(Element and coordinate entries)
-=-=-=-=-

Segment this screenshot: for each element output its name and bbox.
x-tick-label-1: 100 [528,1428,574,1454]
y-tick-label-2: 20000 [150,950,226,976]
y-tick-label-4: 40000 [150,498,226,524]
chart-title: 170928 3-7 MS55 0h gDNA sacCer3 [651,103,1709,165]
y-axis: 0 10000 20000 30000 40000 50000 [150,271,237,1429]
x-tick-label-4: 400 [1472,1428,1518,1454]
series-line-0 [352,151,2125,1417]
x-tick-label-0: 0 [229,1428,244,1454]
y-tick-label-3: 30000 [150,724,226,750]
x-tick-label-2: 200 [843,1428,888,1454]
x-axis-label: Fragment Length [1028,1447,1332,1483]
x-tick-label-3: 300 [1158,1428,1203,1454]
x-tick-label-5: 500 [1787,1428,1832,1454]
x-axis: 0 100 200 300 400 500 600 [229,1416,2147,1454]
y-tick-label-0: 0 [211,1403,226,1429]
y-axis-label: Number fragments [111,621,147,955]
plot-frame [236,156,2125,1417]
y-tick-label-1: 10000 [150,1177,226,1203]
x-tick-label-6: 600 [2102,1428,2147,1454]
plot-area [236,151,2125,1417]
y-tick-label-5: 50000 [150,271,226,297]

-=-=-=-=-

Instruction =
Return every line of the entries above verbatim, leaving nothing out and changing nothing.

Output of the exercise =
Segment this screenshot: for each element output its name and bbox.
x-tick-label-1: 100 [528,1428,574,1454]
y-tick-label-2: 20000 [150,950,226,976]
y-tick-label-4: 40000 [150,498,226,524]
chart-title: 170928 3-7 MS55 0h gDNA sacCer3 [651,103,1709,165]
y-axis: 0 10000 20000 30000 40000 50000 [150,271,237,1429]
x-tick-label-4: 400 [1472,1428,1518,1454]
series-line-0 [352,151,2125,1417]
x-tick-label-0: 0 [229,1428,244,1454]
y-tick-label-3: 30000 [150,724,226,750]
x-tick-label-2: 200 [843,1428,888,1454]
x-axis-label: Fragment Length [1028,1447,1332,1483]
x-tick-label-3: 300 [1158,1428,1203,1454]
x-tick-label-5: 500 [1787,1428,1832,1454]
x-axis: 0 100 200 300 400 500 600 [229,1416,2147,1454]
y-tick-label-0: 0 [211,1403,226,1429]
y-axis-label: Number fragments [111,621,147,955]
plot-frame [236,156,2125,1417]
y-tick-label-1: 10000 [150,1177,226,1203]
x-tick-label-6: 600 [2102,1428,2147,1454]
plot-area [236,151,2125,1417]
y-tick-label-5: 50000 [150,271,226,297]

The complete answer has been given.